Entries taken from a collection:
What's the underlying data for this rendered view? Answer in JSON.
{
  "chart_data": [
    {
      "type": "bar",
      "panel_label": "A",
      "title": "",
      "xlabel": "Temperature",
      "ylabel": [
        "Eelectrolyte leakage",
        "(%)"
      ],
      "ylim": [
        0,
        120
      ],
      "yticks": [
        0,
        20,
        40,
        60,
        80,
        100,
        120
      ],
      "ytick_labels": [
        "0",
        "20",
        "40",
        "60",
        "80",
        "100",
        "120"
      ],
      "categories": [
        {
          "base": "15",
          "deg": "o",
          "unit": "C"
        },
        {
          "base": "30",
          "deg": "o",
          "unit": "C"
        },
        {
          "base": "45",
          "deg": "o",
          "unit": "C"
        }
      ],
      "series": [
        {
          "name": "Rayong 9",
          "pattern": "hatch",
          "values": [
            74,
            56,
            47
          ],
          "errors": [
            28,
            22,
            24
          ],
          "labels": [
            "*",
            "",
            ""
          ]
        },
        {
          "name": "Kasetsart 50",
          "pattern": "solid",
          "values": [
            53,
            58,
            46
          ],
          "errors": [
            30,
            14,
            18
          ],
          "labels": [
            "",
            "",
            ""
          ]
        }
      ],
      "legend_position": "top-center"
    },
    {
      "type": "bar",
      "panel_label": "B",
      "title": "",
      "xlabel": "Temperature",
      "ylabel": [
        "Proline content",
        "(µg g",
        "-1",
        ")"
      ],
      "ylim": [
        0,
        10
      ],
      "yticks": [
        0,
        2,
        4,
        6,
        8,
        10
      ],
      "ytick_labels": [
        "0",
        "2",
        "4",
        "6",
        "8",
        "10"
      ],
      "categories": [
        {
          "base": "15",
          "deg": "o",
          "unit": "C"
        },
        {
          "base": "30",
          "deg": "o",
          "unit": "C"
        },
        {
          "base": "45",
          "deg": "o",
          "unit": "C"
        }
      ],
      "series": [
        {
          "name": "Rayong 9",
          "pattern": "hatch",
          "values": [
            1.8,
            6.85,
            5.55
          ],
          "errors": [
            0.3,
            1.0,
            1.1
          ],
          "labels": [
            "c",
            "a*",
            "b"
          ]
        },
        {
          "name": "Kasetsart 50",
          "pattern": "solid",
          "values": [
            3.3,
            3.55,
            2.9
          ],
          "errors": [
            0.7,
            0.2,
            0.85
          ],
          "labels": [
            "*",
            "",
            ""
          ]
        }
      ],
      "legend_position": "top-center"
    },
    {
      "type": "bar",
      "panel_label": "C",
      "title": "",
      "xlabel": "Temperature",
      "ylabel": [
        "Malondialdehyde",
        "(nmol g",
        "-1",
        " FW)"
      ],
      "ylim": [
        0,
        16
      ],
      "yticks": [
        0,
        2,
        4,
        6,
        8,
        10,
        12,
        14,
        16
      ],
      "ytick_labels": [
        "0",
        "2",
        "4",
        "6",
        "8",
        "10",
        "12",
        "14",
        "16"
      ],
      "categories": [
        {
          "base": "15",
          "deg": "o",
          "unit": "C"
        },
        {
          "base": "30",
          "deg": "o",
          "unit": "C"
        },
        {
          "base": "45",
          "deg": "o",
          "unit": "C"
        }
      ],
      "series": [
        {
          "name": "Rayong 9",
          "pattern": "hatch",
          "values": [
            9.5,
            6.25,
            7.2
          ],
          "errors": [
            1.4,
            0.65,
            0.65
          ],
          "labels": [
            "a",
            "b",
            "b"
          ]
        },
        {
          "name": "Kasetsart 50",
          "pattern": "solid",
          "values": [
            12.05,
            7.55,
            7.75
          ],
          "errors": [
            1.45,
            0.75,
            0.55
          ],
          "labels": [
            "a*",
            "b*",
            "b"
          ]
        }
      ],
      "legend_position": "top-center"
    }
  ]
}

## What to do
Please quote the records above exactly, without skipping a line.

## Exercise output
What's the underlying data for this rendered view? Answer in JSON.
{
  "chart_data": [
    {
      "type": "bar",
      "panel_label": "A",
      "title": "",
      "xlabel": "Temperature",
      "ylabel": [
        "Eelectrolyte leakage",
        "(%)"
      ],
      "ylim": [
        0,
        120
      ],
      "yticks": [
        0,
        20,
        40,
        60,
        80,
        100,
        120
      ],
      "ytick_labels": [
        "0",
        "20",
        "40",
        "60",
        "80",
        "100",
        "120"
      ],
      "categories": [
        {
          "base": "15",
          "deg": "o",
          "unit": "C"
        },
        {
          "base": "30",
          "deg": "o",
          "unit": "C"
        },
        {
          "base": "45",
          "deg": "o",
          "unit": "C"
        }
      ],
      "series": [
        {
          "name": "Rayong 9",
          "pattern": "hatch",
          "values": [
            74,
            56,
            47
          ],
          "errors": [
            28,
            22,
            24
          ],
          "labels": [
            "*",
            "",
            ""
          ]
        },
        {
          "name": "Kasetsart 50",
          "pattern": "solid",
          "values": [
            53,
            58,
            46
          ],
          "errors": [
            30,
            14,
            18
          ],
          "labels": [
            "",
            "",
            ""
          ]
        }
      ],
      "legend_position": "top-center"
    },
    {
      "type": "bar",
      "panel_label": "B",
      "title": "",
      "xlabel": "Temperature",
      "ylabel": [
        "Proline content",
        "(µg g",
        "-1",
        ")"
      ],
      "ylim": [
        0,
        10
      ],
      "yticks": [
        0,
        2,
        4,
        6,
        8,
        10
      ],
      "ytick_labels": [
        "0",
        "2",
        "4",
        "6",
        "8",
        "10"
      ],
      "categories": [
        {
          "base": "15",
          "deg": "o",
          "unit": "C"
        },
        {
          "base": "30",
          "deg": "o",
          "unit": "C"
        },
        {
          "base": "45",
          "deg": "o",
          "unit": "C"
        }
      ],
      "series": [
        {
          "name": "Rayong 9",
          "pattern": "hatch",
          "values": [
            1.8,
            6.85,
            5.55
          ],
          "errors": [
            0.3,
            1.0,
            1.1
          ],
          "labels": [
            "c",
            "a*",
            "b"
          ]
        },
        {
          "name": "Kasetsart 50",
          "pattern": "solid",
          "values": [
            3.3,
            3.55,
            2.9
          ],
          "errors": [
            0.7,
            0.2,
            0.85
          ],
          "labels": [
            "*",
            "",
            ""
          ]
        }
      ],
      "legend_position": "top-center"
    },
    {
      "type": "bar",
      "panel_label": "C",
      "title": "",
      "xlabel": "Temperature",
      "ylabel": [
        "Malondialdehyde",
        "(nmol g",
        "-1",
        " FW)"
      ],
      "ylim": [
        0,
        16
      ],
      "yticks": [
        0,
        2,
        4,
        6,
        8,
        10,
        12,
        14,
        16
      ],
      "ytick_labels": [
        "0",
        "2",
        "4",
        "6",
        "8",
        "10",
        "12",
        "14",
        "16"
      ],
      "categories": [
        {
          "base": "15",
          "deg": "o",
          "unit": "C"
        },
        {
          "base": "30",
          "deg": "o",
          "unit": "C"
        },
        {
          "base": "45",
          "deg": "o",
          "unit": "C"
        }
      ],
      "series": [
        {
          "name": "Rayong 9",
          "pattern": "hatch",
          "values": [
            9.5,
            6.25,
            7.2
          ],
          "errors": [
            1.4,
            0.65,
            0.65
          ],
          "labels": [
            "a",
            "b",
            "b"
          ]
        },
        {
          "name": "Kasetsart 50",
          "pattern": "solid",
          "values": [
            12.05,
            7.55,
            7.75
          ],
          "errors": [
            1.45,
            0.75,
            0.55
          ],
          "labels": [
            "a*",
            "b*",
            "b"
          ]
        }
      ],
      "legend_position": "top-center"
    }
  ]
}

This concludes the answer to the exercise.